Entries from a dataset
— Start —

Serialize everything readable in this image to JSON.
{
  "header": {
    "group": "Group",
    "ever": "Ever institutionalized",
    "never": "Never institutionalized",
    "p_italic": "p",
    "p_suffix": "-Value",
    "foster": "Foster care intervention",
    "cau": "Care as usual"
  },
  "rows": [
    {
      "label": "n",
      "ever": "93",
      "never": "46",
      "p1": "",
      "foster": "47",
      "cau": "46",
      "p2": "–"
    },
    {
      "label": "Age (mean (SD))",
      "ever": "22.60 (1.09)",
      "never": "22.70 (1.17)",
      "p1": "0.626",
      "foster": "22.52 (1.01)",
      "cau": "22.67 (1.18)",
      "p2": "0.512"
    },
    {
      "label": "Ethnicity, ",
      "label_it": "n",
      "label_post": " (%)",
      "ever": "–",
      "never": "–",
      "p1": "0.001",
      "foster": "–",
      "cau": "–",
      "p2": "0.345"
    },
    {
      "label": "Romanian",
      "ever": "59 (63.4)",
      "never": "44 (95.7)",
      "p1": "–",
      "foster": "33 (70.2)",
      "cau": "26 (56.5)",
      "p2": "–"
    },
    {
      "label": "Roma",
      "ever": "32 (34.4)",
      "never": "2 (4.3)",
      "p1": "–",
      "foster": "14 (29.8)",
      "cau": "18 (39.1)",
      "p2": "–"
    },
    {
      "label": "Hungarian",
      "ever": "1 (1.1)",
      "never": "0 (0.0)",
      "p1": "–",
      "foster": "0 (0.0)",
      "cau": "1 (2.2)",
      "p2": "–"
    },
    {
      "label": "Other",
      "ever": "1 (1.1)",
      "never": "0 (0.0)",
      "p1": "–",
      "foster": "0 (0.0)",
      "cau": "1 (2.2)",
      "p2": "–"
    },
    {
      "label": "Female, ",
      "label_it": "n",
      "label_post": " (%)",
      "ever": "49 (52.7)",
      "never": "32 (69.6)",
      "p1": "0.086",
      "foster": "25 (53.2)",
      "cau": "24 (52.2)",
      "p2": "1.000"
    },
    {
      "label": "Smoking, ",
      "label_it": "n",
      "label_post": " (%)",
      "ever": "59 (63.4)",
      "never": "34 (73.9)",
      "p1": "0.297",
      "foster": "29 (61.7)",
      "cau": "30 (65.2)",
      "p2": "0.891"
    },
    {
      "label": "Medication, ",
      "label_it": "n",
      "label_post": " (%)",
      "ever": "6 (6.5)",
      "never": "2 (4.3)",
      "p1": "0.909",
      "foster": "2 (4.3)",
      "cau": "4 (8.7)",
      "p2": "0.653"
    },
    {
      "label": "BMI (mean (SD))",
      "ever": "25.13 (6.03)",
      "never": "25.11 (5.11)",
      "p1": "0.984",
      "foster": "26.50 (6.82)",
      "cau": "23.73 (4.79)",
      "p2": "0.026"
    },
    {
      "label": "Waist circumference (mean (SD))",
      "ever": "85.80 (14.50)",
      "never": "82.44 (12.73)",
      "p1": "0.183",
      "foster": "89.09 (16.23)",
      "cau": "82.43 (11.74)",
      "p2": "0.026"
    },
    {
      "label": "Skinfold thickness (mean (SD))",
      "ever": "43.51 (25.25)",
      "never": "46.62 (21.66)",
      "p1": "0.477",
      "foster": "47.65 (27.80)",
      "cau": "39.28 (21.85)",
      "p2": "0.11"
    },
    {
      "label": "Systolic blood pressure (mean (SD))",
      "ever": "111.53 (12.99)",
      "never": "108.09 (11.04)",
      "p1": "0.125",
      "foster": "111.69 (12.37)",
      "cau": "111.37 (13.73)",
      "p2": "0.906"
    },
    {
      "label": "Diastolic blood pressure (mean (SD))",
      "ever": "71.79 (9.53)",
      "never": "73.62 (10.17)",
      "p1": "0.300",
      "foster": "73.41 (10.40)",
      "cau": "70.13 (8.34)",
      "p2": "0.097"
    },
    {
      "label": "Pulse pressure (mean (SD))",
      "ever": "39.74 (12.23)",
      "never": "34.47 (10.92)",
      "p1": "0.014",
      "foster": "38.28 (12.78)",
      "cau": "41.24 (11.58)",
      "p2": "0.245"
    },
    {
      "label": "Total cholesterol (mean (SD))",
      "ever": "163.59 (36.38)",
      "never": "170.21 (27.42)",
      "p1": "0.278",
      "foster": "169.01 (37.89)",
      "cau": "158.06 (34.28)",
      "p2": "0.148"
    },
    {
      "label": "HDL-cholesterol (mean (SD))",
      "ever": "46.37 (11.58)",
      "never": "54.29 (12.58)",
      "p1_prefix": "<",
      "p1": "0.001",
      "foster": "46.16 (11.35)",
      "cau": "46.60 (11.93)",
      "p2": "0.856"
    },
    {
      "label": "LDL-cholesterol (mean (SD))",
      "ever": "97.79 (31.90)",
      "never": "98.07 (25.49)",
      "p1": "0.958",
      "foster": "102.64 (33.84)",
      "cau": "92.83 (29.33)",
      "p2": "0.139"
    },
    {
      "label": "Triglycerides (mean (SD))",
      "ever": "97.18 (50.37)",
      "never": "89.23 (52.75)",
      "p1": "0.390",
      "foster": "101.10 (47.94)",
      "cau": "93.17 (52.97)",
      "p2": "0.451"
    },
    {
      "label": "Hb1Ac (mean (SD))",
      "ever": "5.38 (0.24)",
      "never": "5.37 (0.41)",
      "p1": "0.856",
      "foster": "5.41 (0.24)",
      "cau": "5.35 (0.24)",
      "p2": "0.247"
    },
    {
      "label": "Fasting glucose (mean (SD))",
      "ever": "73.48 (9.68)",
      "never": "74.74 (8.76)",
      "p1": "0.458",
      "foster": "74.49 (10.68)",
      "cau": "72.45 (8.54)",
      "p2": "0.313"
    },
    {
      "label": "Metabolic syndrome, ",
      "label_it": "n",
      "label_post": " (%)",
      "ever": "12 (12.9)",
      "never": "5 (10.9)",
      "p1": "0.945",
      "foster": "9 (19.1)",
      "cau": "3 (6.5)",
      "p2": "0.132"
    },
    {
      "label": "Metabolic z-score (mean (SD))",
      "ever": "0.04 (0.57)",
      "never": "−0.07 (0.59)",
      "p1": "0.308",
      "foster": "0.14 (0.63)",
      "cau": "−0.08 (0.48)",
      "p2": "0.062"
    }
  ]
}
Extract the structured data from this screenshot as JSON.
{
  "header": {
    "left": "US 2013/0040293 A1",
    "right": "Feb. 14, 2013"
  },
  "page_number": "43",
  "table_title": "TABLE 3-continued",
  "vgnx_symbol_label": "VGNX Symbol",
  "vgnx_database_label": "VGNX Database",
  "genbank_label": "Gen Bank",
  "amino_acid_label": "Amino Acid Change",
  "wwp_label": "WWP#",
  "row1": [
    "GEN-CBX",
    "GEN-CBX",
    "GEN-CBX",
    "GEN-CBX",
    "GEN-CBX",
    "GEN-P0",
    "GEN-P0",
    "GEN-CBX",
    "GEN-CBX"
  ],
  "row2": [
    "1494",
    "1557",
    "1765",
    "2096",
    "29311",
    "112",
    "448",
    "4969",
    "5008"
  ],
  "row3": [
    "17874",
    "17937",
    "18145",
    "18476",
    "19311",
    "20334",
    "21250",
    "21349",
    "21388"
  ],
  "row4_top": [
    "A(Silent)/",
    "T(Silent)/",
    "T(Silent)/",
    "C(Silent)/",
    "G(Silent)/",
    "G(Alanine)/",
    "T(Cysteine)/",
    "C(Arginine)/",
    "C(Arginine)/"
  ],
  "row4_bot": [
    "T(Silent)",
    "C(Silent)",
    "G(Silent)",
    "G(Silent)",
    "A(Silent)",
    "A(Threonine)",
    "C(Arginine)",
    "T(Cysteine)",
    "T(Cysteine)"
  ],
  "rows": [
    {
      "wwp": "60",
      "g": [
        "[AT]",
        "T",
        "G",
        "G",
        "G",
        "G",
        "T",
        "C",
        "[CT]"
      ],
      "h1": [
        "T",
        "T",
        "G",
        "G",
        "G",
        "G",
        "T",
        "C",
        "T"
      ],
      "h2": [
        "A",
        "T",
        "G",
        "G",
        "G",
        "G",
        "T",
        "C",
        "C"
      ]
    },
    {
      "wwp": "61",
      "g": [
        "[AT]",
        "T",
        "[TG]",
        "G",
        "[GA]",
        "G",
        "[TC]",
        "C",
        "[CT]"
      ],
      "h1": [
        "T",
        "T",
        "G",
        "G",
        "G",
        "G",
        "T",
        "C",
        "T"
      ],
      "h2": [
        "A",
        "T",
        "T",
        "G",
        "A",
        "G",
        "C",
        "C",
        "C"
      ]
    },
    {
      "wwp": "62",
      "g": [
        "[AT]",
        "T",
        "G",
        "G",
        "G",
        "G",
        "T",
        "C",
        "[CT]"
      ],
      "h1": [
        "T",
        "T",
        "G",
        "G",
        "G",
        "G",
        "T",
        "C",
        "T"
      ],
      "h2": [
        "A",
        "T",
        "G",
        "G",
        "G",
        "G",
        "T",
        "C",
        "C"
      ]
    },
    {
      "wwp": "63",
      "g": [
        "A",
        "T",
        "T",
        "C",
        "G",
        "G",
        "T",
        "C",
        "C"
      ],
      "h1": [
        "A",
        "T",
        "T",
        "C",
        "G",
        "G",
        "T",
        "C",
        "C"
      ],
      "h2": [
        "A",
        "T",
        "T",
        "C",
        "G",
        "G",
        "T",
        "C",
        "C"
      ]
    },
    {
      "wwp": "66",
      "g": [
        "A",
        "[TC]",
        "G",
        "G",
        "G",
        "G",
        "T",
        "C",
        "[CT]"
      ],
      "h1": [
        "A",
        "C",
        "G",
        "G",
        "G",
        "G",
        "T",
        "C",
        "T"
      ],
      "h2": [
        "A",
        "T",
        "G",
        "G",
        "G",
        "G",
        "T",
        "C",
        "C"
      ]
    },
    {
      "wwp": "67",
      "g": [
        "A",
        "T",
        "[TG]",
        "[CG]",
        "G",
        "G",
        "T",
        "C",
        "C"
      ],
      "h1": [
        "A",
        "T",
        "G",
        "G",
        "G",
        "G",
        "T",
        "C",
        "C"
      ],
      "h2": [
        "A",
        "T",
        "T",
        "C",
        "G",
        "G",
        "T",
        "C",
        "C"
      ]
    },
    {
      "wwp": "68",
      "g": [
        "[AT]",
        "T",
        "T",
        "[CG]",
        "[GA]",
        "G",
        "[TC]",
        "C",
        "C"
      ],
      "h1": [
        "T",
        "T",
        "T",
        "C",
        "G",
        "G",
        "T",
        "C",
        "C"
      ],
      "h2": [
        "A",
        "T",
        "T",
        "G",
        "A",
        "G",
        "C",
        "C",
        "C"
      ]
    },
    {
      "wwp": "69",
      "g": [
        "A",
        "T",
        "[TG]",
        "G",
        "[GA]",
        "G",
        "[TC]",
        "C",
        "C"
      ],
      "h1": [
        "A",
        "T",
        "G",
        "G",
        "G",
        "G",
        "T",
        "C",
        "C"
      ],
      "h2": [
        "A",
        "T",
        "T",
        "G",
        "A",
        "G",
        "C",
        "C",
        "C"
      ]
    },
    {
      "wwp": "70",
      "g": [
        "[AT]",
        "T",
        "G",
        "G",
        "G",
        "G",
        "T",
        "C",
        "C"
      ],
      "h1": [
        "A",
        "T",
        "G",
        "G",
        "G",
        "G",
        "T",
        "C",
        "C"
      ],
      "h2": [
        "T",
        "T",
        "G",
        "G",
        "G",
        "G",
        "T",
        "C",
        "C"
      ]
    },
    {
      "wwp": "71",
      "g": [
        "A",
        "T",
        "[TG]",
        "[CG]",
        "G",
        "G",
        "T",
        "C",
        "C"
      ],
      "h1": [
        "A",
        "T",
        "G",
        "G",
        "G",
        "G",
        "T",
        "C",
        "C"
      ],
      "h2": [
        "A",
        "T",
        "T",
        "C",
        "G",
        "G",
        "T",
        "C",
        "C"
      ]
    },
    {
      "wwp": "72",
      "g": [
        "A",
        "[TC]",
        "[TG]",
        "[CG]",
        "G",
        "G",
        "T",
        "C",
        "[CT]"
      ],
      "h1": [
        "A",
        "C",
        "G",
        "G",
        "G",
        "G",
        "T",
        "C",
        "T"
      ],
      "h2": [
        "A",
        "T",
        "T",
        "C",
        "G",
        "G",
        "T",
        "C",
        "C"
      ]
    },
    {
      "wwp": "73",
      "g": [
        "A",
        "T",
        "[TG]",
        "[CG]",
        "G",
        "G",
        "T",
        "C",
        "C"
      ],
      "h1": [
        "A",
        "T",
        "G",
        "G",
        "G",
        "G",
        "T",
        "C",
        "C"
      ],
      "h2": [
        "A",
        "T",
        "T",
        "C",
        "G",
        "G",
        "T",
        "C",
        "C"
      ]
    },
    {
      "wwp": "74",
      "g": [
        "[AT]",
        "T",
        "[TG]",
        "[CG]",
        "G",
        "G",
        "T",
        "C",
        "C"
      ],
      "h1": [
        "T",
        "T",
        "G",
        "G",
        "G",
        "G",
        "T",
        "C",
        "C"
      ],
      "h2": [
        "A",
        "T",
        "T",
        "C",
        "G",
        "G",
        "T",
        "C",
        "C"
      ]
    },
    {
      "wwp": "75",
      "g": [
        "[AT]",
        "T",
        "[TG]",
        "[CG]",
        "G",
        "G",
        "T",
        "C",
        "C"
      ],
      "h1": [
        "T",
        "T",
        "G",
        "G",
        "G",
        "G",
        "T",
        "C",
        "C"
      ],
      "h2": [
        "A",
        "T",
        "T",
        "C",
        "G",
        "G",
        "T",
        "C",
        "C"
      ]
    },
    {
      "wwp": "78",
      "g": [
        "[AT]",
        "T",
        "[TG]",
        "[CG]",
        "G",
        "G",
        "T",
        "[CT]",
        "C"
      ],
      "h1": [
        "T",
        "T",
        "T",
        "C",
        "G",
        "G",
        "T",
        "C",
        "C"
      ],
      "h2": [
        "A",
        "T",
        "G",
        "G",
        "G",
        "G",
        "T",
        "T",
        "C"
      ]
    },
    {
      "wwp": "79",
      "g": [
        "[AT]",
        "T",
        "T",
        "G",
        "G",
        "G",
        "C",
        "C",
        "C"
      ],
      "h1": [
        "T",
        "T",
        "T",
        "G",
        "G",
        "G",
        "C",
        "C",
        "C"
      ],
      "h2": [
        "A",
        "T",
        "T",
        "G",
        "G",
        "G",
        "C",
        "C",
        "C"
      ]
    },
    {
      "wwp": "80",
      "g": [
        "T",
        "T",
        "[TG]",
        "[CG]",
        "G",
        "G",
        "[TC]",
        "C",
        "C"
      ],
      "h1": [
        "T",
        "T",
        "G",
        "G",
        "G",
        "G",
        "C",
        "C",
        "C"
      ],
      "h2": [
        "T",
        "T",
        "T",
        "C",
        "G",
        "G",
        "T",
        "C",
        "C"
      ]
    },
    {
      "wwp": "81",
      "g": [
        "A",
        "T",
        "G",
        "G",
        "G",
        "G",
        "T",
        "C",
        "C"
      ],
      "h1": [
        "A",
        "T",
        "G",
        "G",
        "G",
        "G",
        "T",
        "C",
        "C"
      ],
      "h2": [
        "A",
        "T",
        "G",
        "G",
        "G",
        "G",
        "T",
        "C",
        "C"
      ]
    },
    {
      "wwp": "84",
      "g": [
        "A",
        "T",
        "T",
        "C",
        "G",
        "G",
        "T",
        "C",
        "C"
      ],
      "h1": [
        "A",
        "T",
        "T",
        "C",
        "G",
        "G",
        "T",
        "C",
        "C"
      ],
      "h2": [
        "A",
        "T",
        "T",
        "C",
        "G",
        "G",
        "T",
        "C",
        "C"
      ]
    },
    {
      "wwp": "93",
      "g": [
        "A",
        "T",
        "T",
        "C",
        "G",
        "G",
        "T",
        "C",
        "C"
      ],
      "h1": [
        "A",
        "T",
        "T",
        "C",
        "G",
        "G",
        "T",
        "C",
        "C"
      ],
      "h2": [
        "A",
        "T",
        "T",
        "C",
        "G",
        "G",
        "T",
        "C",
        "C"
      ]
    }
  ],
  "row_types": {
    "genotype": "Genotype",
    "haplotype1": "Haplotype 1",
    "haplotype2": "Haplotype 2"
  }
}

— End —

▶ Set problem: Filter for "cholesterol". Return all lines that hold it.

▶ Completed exercise:
      "label": "Total cholesterol (mean (SD))",
      "label": "HDL-cholesterol (mean (SD))",
      "label": "LDL-cholesterol (mean (SD))",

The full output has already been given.